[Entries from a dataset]
════
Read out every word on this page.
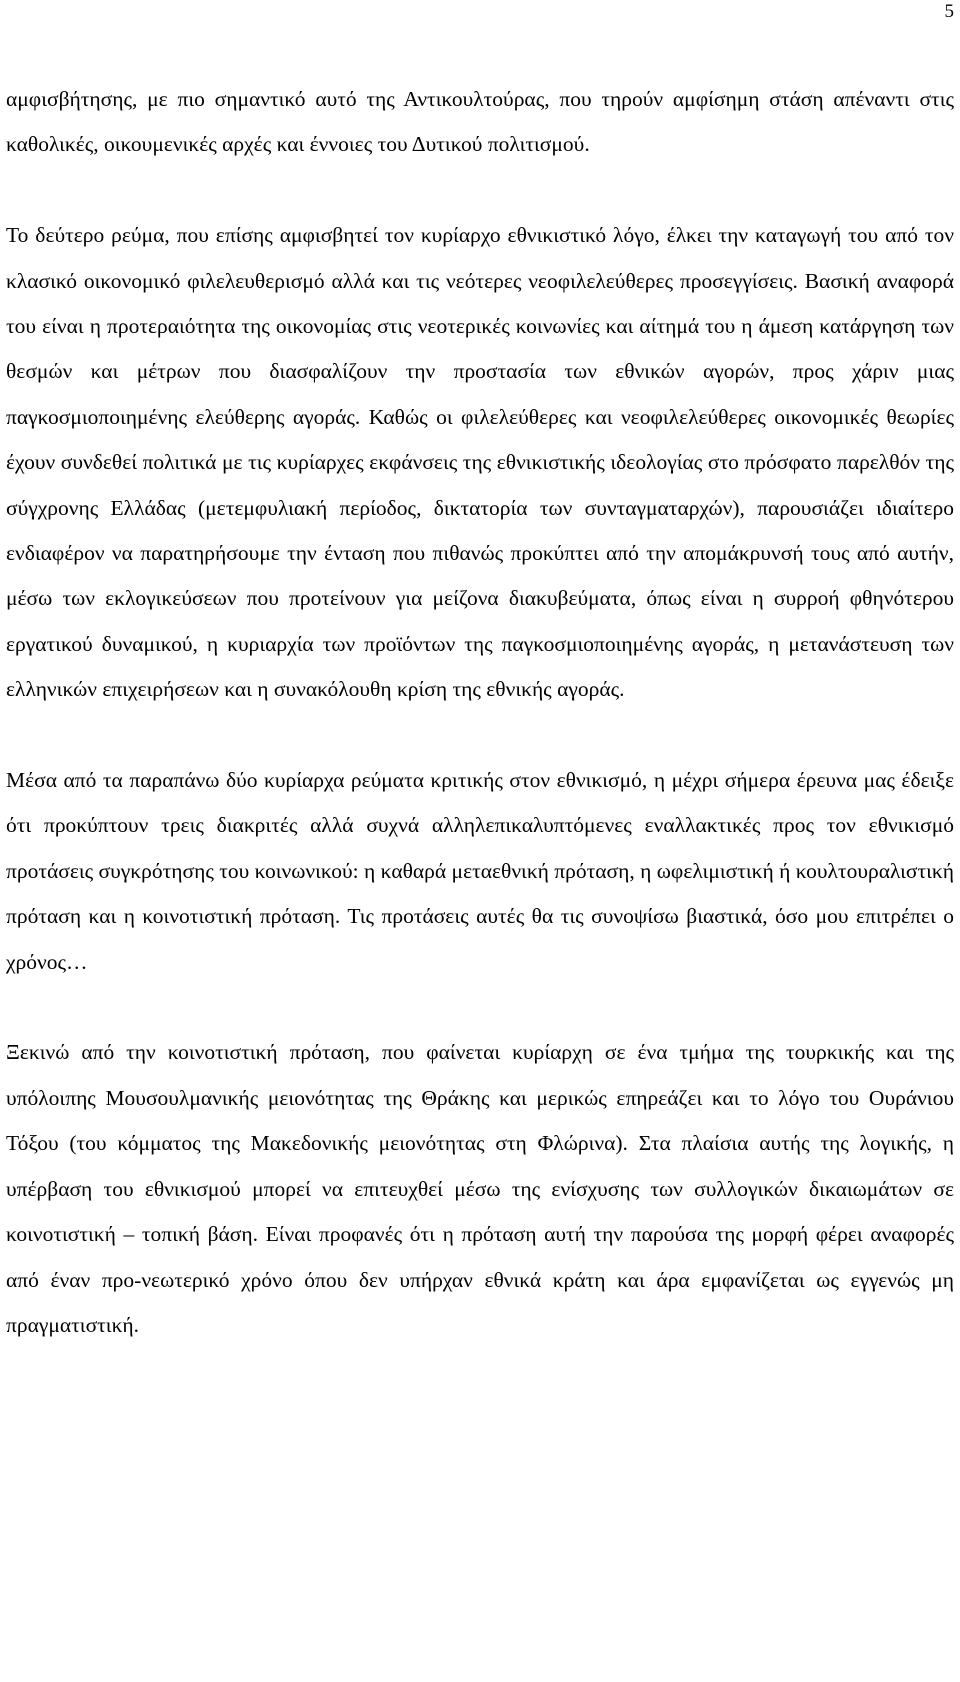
5

αμφισβήτησης, με πιο σημαντικό αυτό της Αντικουλτούρας, που τηρούν αμφίσημη στάση απέναντι στις καθολικές, οικουμενικές αρχές και έννοιες του Δυτικού πολιτισμού.

Το δεύτερο ρεύμα, που επίσης αμφισβητεί τον κυρίαρχο εθνικιστικό λόγο, έλκει την καταγωγή του από τον κλασικό οικονομικό φιλελευθερισμό αλλά και τις νεότερες νεοφιλελεύθερες προσεγγίσεις. Βασική αναφορά του είναι η προτεραιότητα της οικονομίας στις νεοτερικές κοινωνίες και αίτημά του η άμεση κατάργηση των θεσμών και μέτρων που διασφαλίζουν την προστασία των εθνικών αγορών, προς χάριν μιας παγκοσμιοποιημένης ελεύθερης αγοράς. Καθώς οι φιλελεύθερες και νεοφιλελεύθερες οικονομικές θεωρίες έχουν συνδεθεί πολιτικά με τις κυρίαρχες εκφάνσεις της εθνικιστικής ιδεολογίας στο πρόσφατο παρελθόν της σύγχρονης Ελλάδας (μετεμφυλιακή περίοδος, δικτατορία των συνταγματαρχών), παρουσιάζει ιδιαίτερο ενδιαφέρον να παρατηρήσουμε την ένταση που πιθανώς προκύπτει από την απομάκρυνσή τους από αυτήν, μέσω των εκλογικεύσεων που προτείνουν για μείζονα διακυβεύματα, όπως είναι η συρροή φθηνότερου εργατικού δυναμικού, η κυριαρχία των προϊόντων της παγκοσμιοποιημένης αγοράς, η μετανάστευση των ελληνικών επιχειρήσεων και η συνακόλουθη κρίση της εθνικής αγοράς.

Μέσα από τα παραπάνω δύο κυρίαρχα ρεύματα κριτικής στον εθνικισμό, η μέχρι σήμερα έρευνα μας έδειξε ότι προκύπτουν τρεις διακριτές αλλά συχνά αλληλεπικαλυπτόμενες εναλλακτικές προς τον εθνικισμό προτάσεις συγκρότησης του κοινωνικού: η καθαρά μεταεθνική πρόταση, η ωφελιμιστική ή κουλτουραλιστική πρόταση και η κοινοτιστική πρόταση. Τις προτάσεις αυτές θα τις συνοψίσω βιαστικά, όσο μου επιτρέπει ο χρόνος…

Ξεκινώ από την κοινοτιστική πρόταση, που φαίνεται κυρίαρχη σε ένα τμήμα της τουρκικής και της υπόλοιπης Μουσουλμανικής μειονότητας της Θράκης και μερικώς επηρεάζει και το λόγο του Ουράνιου Τόξου (του κόμματος της Μακεδονικής μειονότητας στη Φλώρινα). Στα πλαίσια αυτής της λογικής, η υπέρβαση του εθνικισμού μπορεί να επιτευχθεί μέσω της ενίσχυσης των συλλογικών δικαιωμάτων σε κοινοτιστική – τοπική βάση. Είναι προφανές ότι η πρόταση αυτή την παρούσα της μορφή φέρει αναφορές από έναν προ-νεωτερικό χρόνο όπου δεν υπήρχαν εθνικά κράτη και άρα εμφανίζεται ως εγγενώς μη πραγματιστική.
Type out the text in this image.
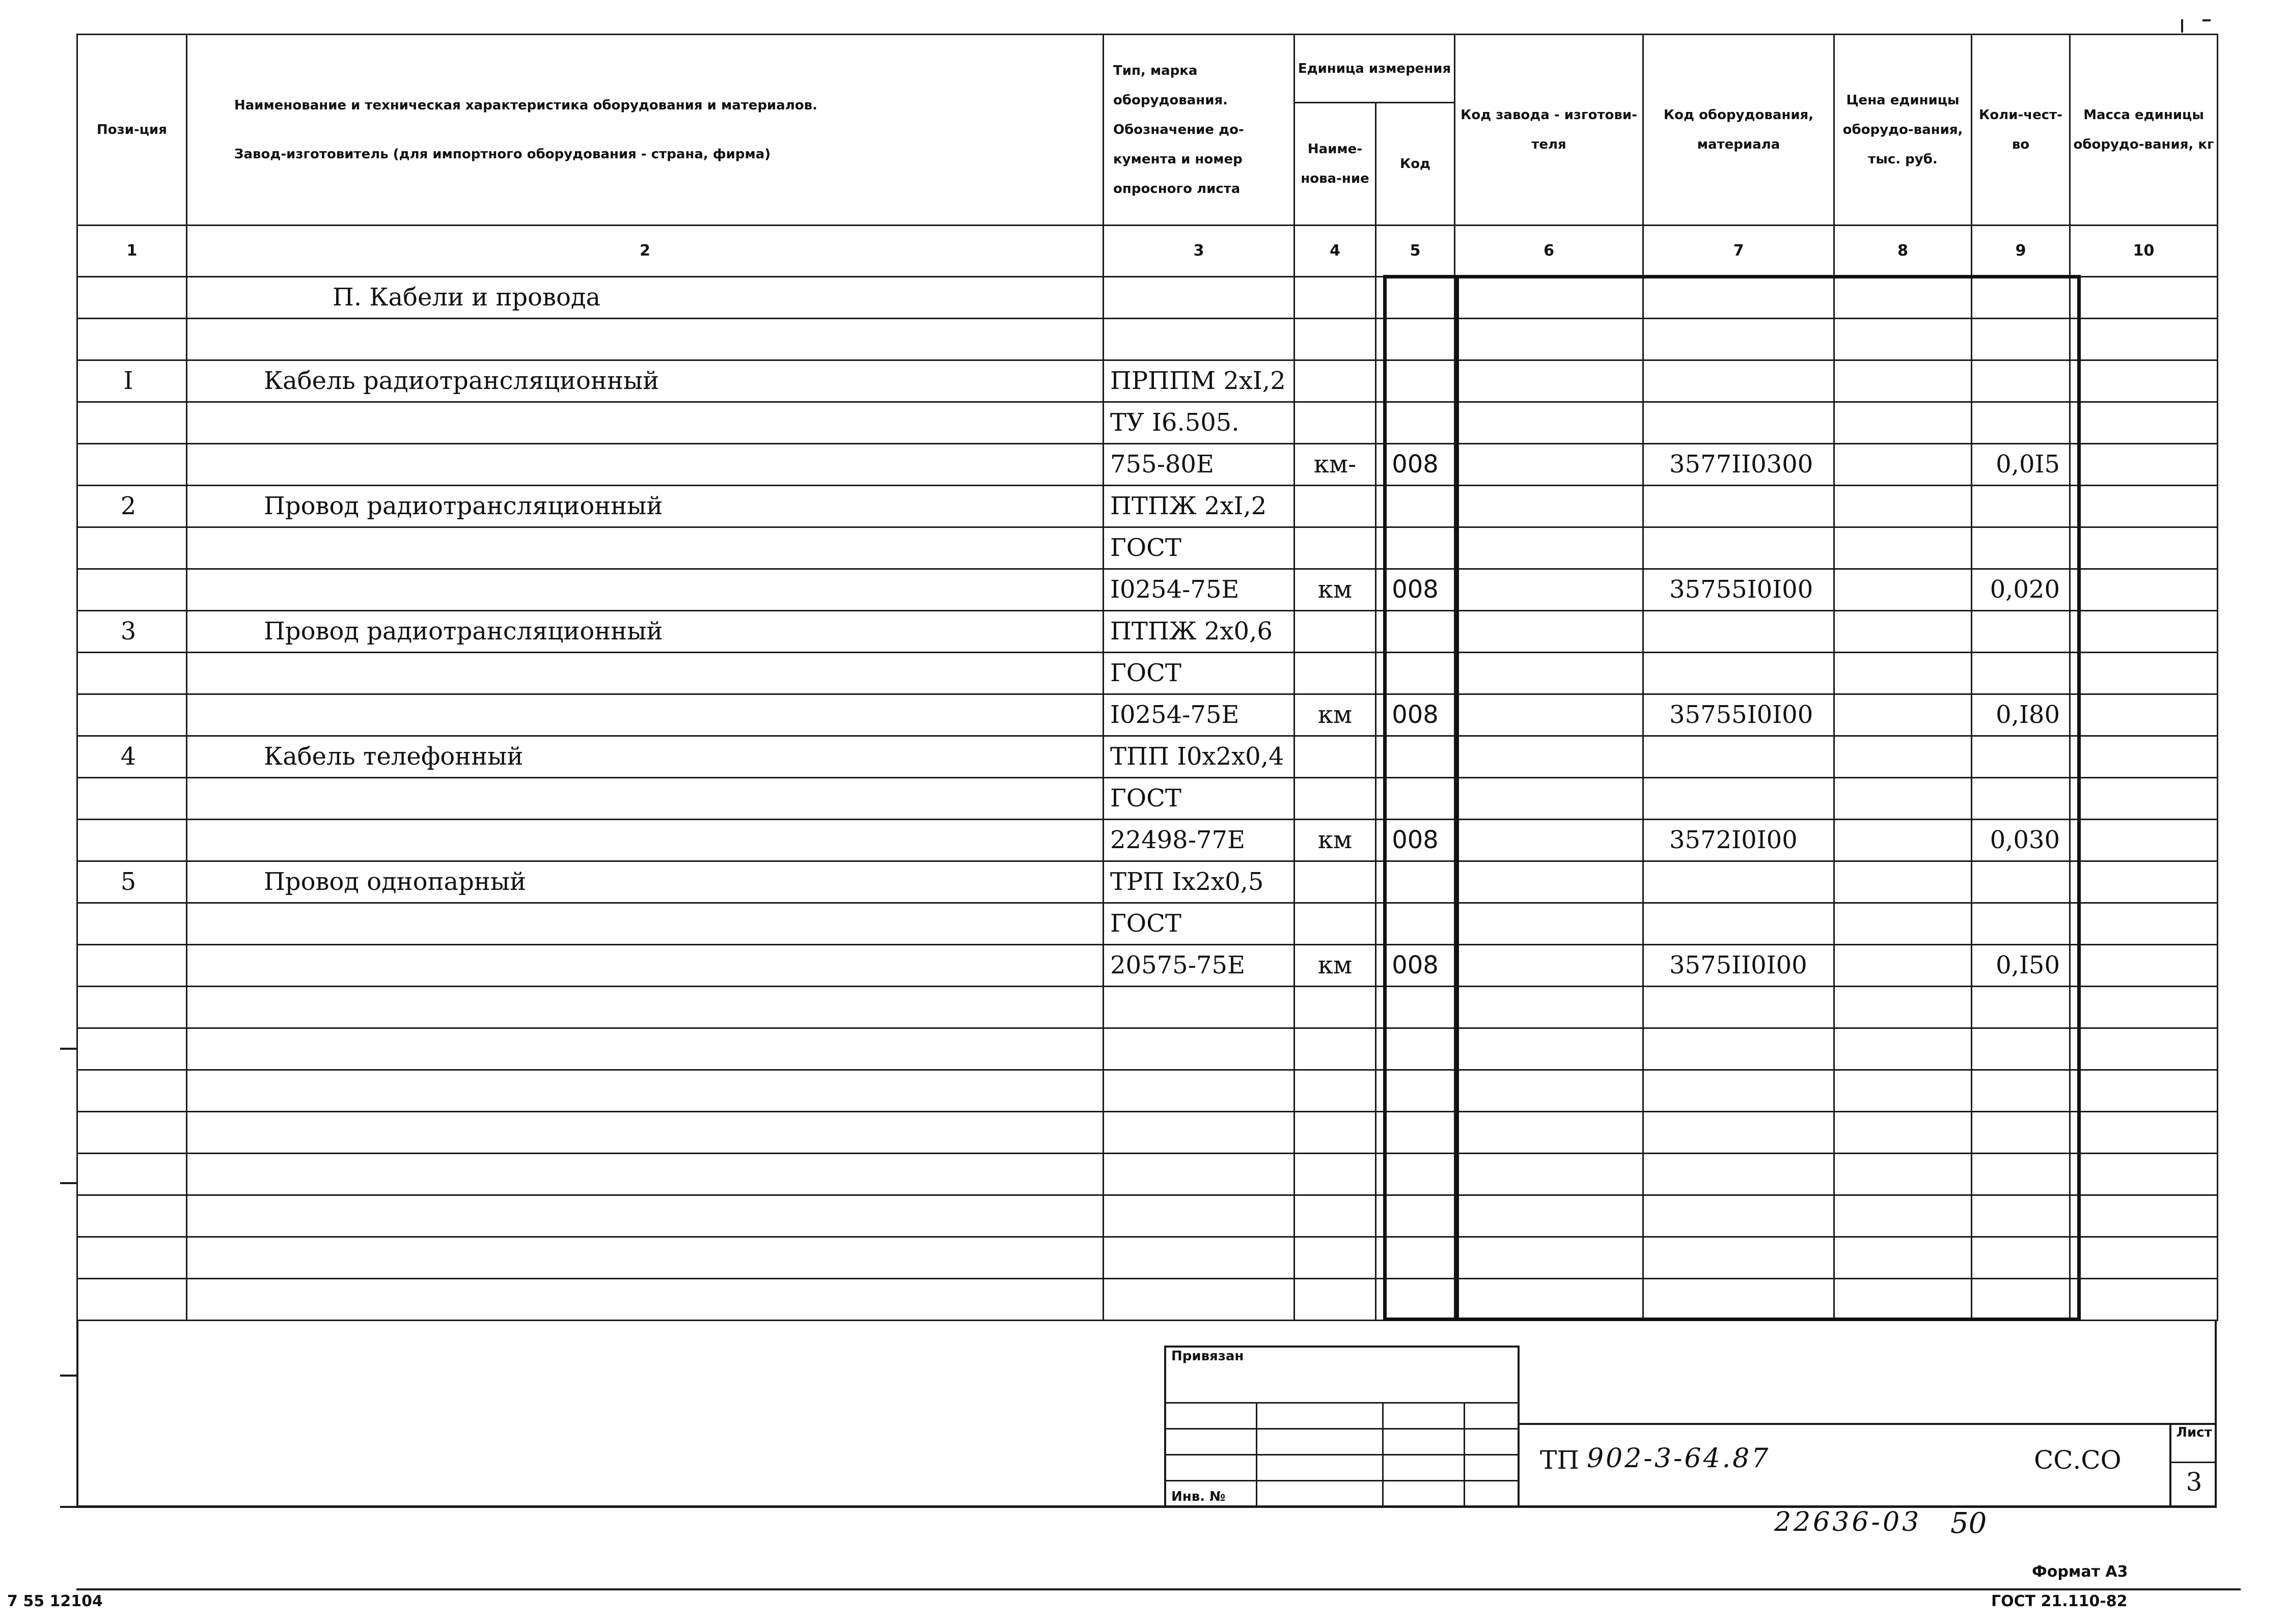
Пози-ция	Наименование и техническая характеристика оборудования и материалов.
Завод-изготовитель (для импортного оборудования - страна, фирма)	Тип, марка оборудования. Обозначение до-кумента и номер опросного листа	Единица измерения		Код завода - изготови-теля	Код оборудования, материала	Цена единицы оборудо-вания, тыс. руб.	Коли-чест-во	Масса единицы оборудо-вания, кг
			Наиме-нова-ние	Код					
1	2	3	4	5	6	7	8	9	10
	П. Кабели и провода								

I	Кабель радиотрансляционный	ПРППМ 2хI,2							
		ТУ I6.505.							
		755-80Е	км-	008		3577II0300		0,0I5	
2	Провод радиотрансляционный	ПТПЖ 2хI,2							
		ГОСТ							
		I0254-75Е	км	008		35755I0I00		0,020	
3	Провод радиотрансляционный	ПТПЖ 2х0,6							
		ГОСТ							
		I0254-75Е	км	008		35755I0I00		0,I80	
4	Кабель телефонный	ТПП I0х2х0,4							
		ГОСТ							
		22498-77Е	км	008		3572I0I00		0,030	
5	Провод однопарный	ТРП Iх2х0,5							
		ГОСТ							
		20575-75Е	км	008		3575II0I00		0,I50	

Привязан
Инв. №
ТП 902-3-64.87	СС.СО
Лист
3
22636-03 50
Формат А3
ГОСТ 21.110-82
7 55 12104
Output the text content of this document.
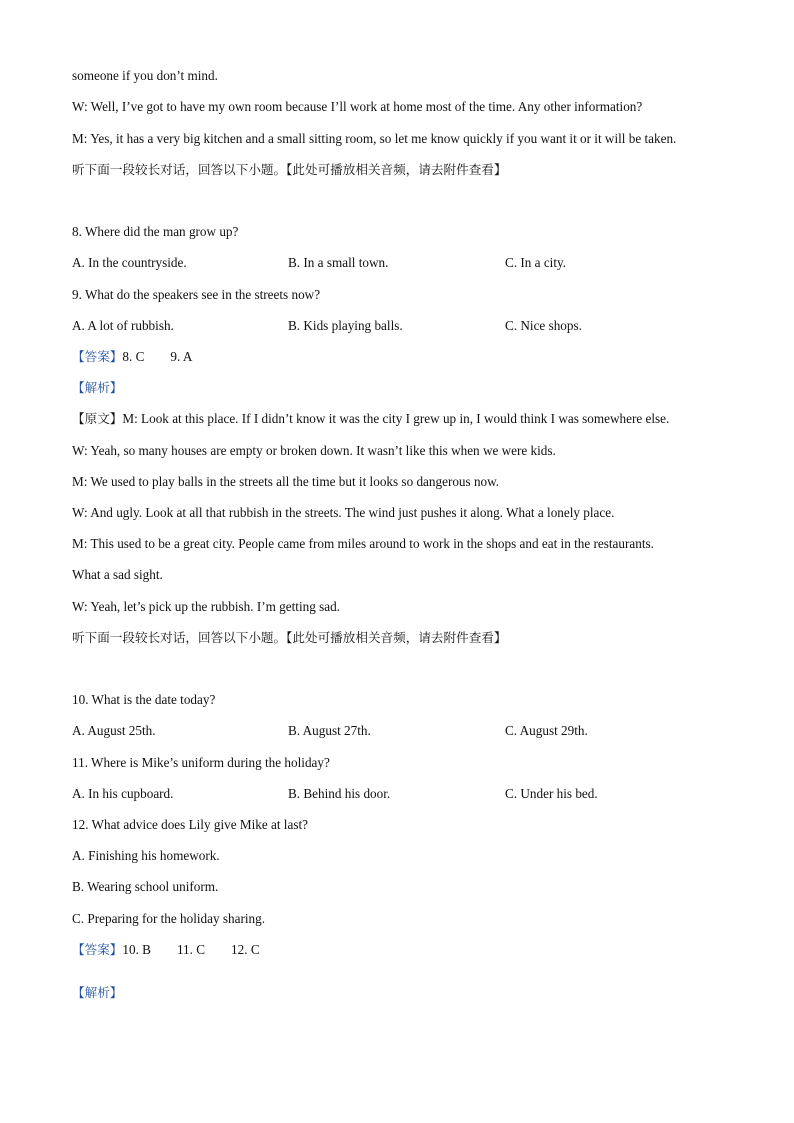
someone if you don’t mind.
W: Well, I’ve got to have my own room because I’ll work at home most of the time. Any other information?
M: Yes, it has a very big kitchen and a small sitting room, so let me know quickly if you want it or it will be taken.
听下面一段较长对话，回答以下小题。【此处可播放相关音频，请去附件查看】
8. Where did the man grow up?
A. In the countryside.	B. In a small town.	C. In a city.
9. What do the speakers see in the streets now?
A. A lot of rubbish.	B. Kids playing balls.	C. Nice shops.
【答案】8. C 9. A
【解析】
【原文】M: Look at this place. If I didn’t know it was the city I grew up in, I would think I was somewhere else.
W: Yeah, so many houses are empty or broken down. It wasn’t like this when we were kids.
M: We used to play balls in the streets all the time but it looks so dangerous now.
W: And ugly. Look at all that rubbish in the streets. The wind just pushes it along. What a lonely place.
M: This used to be a great city. People came from miles around to work in the shops and eat in the restaurants.
What a sad sight.
W: Yeah, let’s pick up the rubbish. I’m getting sad.
听下面一段较长对话，回答以下小题。【此处可播放相关音频，请去附件查看】
10. What is the date today?
A. August 25th.	B. August 27th.	C. August 29th.
11. Where is Mike’s uniform during the holiday?
A. In his cupboard.	B. Behind his door.	C. Under his bed.
12. What advice does Lily give Mike at last?
A. Finishing his homework.
B. Wearing school uniform.
C. Preparing for the holiday sharing.
【答案】10. B 11. C 12. C
【解析】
════
[PROBLEM]
Find the string "place" in the records, then copy each line where it occurs.

[EXERCISE OUTPUT]
【原文】M: Look at this place. If I didn’t know it was the city I grew up in, I would think I was somewhere else.
W: And ugly. Look at all that rubbish in the streets. The wind just pushes it along. What a lonely place.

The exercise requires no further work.